There are videos all over the internet that show blacksmiths in third-world countries doing great work with very primitive setups. Why do you need a fire pot when thousands of smiths make great blades using a side-blast forge that's nothing more than a pile of burning charcoal next to the air pipe? Any flea market in the US will have the tools and materials needed equip a smithy that make those guys seriously jealous - and for less than a c-note.

 

As I get older, I'm thinking more and more about revamping my shop so that I can do everything from a sitting position. All of those third-world smiths are sitting or squatting so it's got to work, and I've got a very comfortable shop chair....

 

Selling stuff you make? Good luck with that. Simply put, you don't have the tools or the skills to turn out a reasonable product in a reasonable time.... and then you have to find a buyer. Hobby smithing is a money-pit of a hobby. Selling a hook every now and then won't offset the costs of making those hooks. There's no such thing as "free" metal. The time and fuel needed to hunt for that metal is often better spent building something out of new metal that you pay cash for. A lot will depend on local resources, but I have never found anything "free" that was cheaper/better than I could buy new.... especially if you factor in the time needed to process that found metal into a shape that I need. You can certainly make a lot of stuff out of soup cans (and I recommend that you do), but realize that you're going through some serious effort to do it when you could have bought some flat sheet at the local hardware store and had your project finished in the time it takes to flatten a can.

_GOALS_
(1) Answer these questions about the text on hobby blacksmithing:
(a) What kind of forge does the text say thousands of smiths use to make great blades?
(b) What change to the shop is the writer considering with age?
(c) Where could flat sheet be bought instead of flattening a soup can?
(2) Carry on the text about hobby blacksmithing from its final sentence.

(Entries from a dataset)
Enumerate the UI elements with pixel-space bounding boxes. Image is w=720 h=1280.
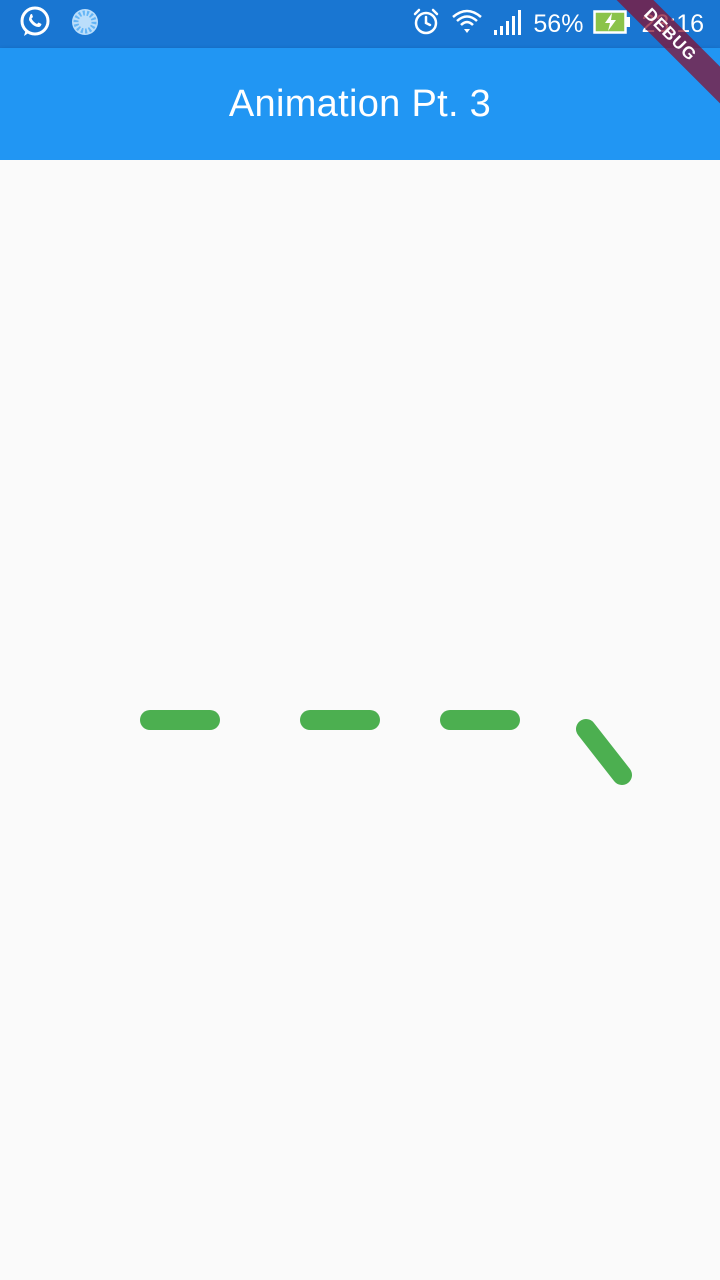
animation-segment-4 [576,719,632,785]
loading-animation [140,710,632,785]
screen: 56% 23:16 Animation Pt. 3 DEBUG [0,0,720,1280]
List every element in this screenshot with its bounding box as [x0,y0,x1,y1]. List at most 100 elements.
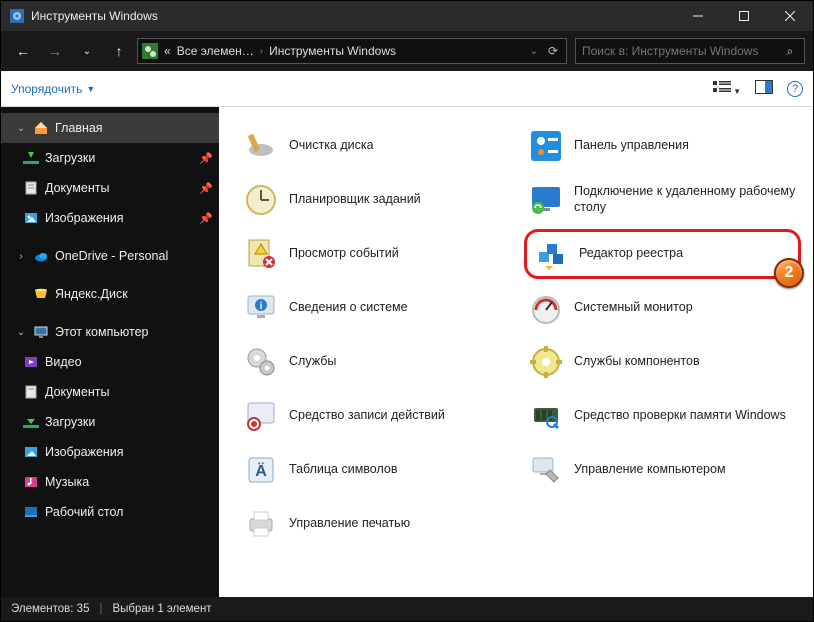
item-perf-monitor[interactable]: Системный монитор [524,283,801,333]
navigation-pane[interactable]: ⌄ Главная Загрузки 📌 Документы 📌 Изображ… [1,107,219,597]
body: ⌄ Главная Загрузки 📌 Документы 📌 Изображ… [1,107,813,597]
search-input[interactable] [582,44,782,58]
nav-thispc[interactable]: ⌄ Этот компьютер [1,317,219,347]
memory-diagnostic-icon [528,398,564,434]
view-mode-button[interactable]: ▼ [713,80,741,97]
refresh-button[interactable]: ⟳ [544,44,562,58]
organize-label: Упорядочить [11,82,82,96]
breadcrumb-1[interactable]: Все элемен… [177,44,254,58]
chevron-right-icon[interactable]: › [260,46,263,57]
search-box[interactable]: ⌕ [575,38,805,64]
up-button[interactable]: ↑ [105,37,133,65]
breadcrumb-2[interactable]: Инструменты Windows [269,44,396,58]
item-services[interactable]: Службы [239,337,516,387]
nav-music-label: Музыка [45,475,89,489]
component-services-icon [528,344,564,380]
close-button[interactable] [767,1,813,31]
svg-text:Ä: Ä [255,462,267,480]
item-label: Редактор реестра [579,246,683,262]
nav-pictures2[interactable]: Изображения [1,437,219,467]
nav-desktop[interactable]: Рабочий стол [1,497,219,527]
recent-dropdown[interactable]: ⌄ [73,37,101,65]
system-info-icon: i [243,290,279,326]
title-left: Инструменты Windows [1,8,675,24]
registry-editor-icon [533,236,569,272]
item-character-map[interactable]: Ä Таблица символов [239,445,516,495]
steps-recorder-icon [243,398,279,434]
item-label: Подключение к удаленному рабочему столу [574,184,797,215]
nav-home[interactable]: ⌄ Главная [1,113,219,143]
tools-icon [9,8,25,24]
nav-documents[interactable]: Документы 📌 [1,173,219,203]
character-map-icon: Ä [243,452,279,488]
window-controls [675,1,813,31]
chevron-down-icon[interactable]: ⌄ [530,46,538,57]
item-label: Службы [289,354,336,370]
nav-home-label: Главная [55,121,103,135]
item-component-services[interactable]: Службы компонентов [524,337,801,387]
documents-icon [23,180,39,196]
item-registry-editor[interactable]: Редактор реестра 2 [524,229,801,279]
minimize-button[interactable] [675,1,721,31]
item-label: Планировщик заданий [289,192,421,208]
item-event-viewer[interactable]: Просмотр событий [239,229,516,279]
content-pane[interactable]: Очистка диска Панель управления Планиров… [219,107,813,597]
nav-documents2[interactable]: Документы [1,377,219,407]
help-button[interactable]: ? [787,81,803,97]
nav-music[interactable]: Музыка [1,467,219,497]
download-icon [23,414,39,430]
nav-yandex-label: Яндекс.Диск [55,287,128,301]
collapse-icon[interactable]: ⌄ [15,327,27,338]
pin-icon[interactable]: 📌 [199,182,213,195]
callout-number: 2 [785,264,794,282]
nav-pictures[interactable]: Изображения 📌 [1,203,219,233]
search-icon[interactable]: ⌕ [782,44,798,59]
item-task-scheduler[interactable]: Планировщик заданий [239,175,516,225]
video-icon [23,354,39,370]
nav-video[interactable]: Видео [1,347,219,377]
item-memory-diagnostic[interactable]: Средство проверки памяти Windows [524,391,801,441]
nav-downloads[interactable]: Загрузки 📌 [1,143,219,173]
titlebar[interactable]: Инструменты Windows [1,1,813,31]
desktop-icon [23,504,39,520]
item-control-panel[interactable]: Панель управления [524,121,801,171]
item-label: Таблица символов [289,462,398,478]
item-system-info[interactable]: i Сведения о системе [239,283,516,333]
pin-icon[interactable]: 📌 [199,152,213,165]
nav-video-label: Видео [45,355,82,369]
item-label: Управление компьютером [574,462,726,478]
item-steps-recorder[interactable]: Средство записи действий [239,391,516,441]
nav-documents2-label: Документы [45,385,109,399]
collapse-icon[interactable]: ⌄ [15,123,27,134]
perf-monitor-icon [528,290,564,326]
event-viewer-icon [243,236,279,272]
pin-icon[interactable]: 📌 [199,212,213,225]
expand-icon[interactable]: › [15,251,27,262]
status-separator: | [99,603,102,615]
nav-downloads2[interactable]: Загрузки [1,407,219,437]
item-remote-desktop[interactable]: Подключение к удаленному рабочему столу [524,175,801,225]
svg-text:i: i [260,301,263,312]
item-label: Службы компонентов [574,354,700,370]
toolbar: Упорядочить ▼ ▼ ? [1,71,813,107]
address-bar[interactable]: « Все элемен… › Инструменты Windows ⌄ ⟳ [137,38,567,64]
status-bar: Элементов: 35 | Выбран 1 элемент [1,597,813,621]
forward-button[interactable]: → [41,37,69,65]
yandex-disk-icon [33,286,49,302]
nav-onedrive[interactable]: › OneDrive - Personal [1,241,219,271]
documents-icon [23,384,39,400]
item-print-management[interactable]: Управление печатью [239,499,516,549]
services-icon [243,344,279,380]
back-button[interactable]: ← [9,37,37,65]
onedrive-icon [33,248,49,264]
nav-downloads-label: Загрузки [45,151,95,165]
item-disk-cleanup[interactable]: Очистка диска [239,121,516,171]
item-label: Средство записи действий [289,408,445,424]
maximize-button[interactable] [721,1,767,31]
item-computer-management[interactable]: Управление компьютером [524,445,801,495]
preview-pane-button[interactable] [755,80,773,97]
organize-menu[interactable]: Упорядочить ▼ [11,82,95,96]
remote-desktop-icon [528,182,564,218]
nav-yandex[interactable]: Яндекс.Диск [1,279,219,309]
item-label: Сведения о системе [289,300,408,316]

_PER-TASK ANSWERS_
(1)
(a) A side-blast forge that is nothing more than a pile of burning charcoal next to the air pipe.
(b) Revamping the shop so that everything can be done from a sitting position.
(c) At the local hardware store.

(2)
 

Biggest thing about making money as a smith is maximizing the return on your efforts. Why make a hammer when you can buy good ones for pennies at the salvation army store or yard sale? It takes a lot of time and fuel (that's money) to make a ball-peen hammer. Jigs allow you to make s-hooks quickly and easily, relatively, and that makes them more profitable than hammering them out one at a time and then fighting to get them all looking similar. Basically, you need to think in terms of mass-production because that's where the profit comes in.

When reason fails...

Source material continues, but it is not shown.